*SET TASK:*
Collect every line of the records below that contains the word "charged".

*STORED RECORDS:*
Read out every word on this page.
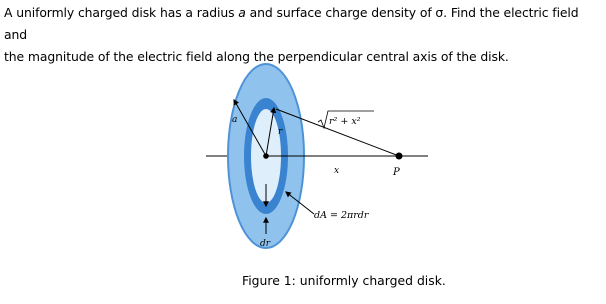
A uniformly charged disk has a radius a and surface charge density of σ. Find the electric field and
the magnitude of the electric field along the perpendicular central axis of the disk.
a
r
x	P
dr
r² + x²
dA = 2πrdr
Figure 1: uniformly charged disk.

*ANSWER IN FULL:*
A uniformly charged disk has a radius a and surface charge density of σ. Find the electric field and
Figure 1: uniformly charged disk.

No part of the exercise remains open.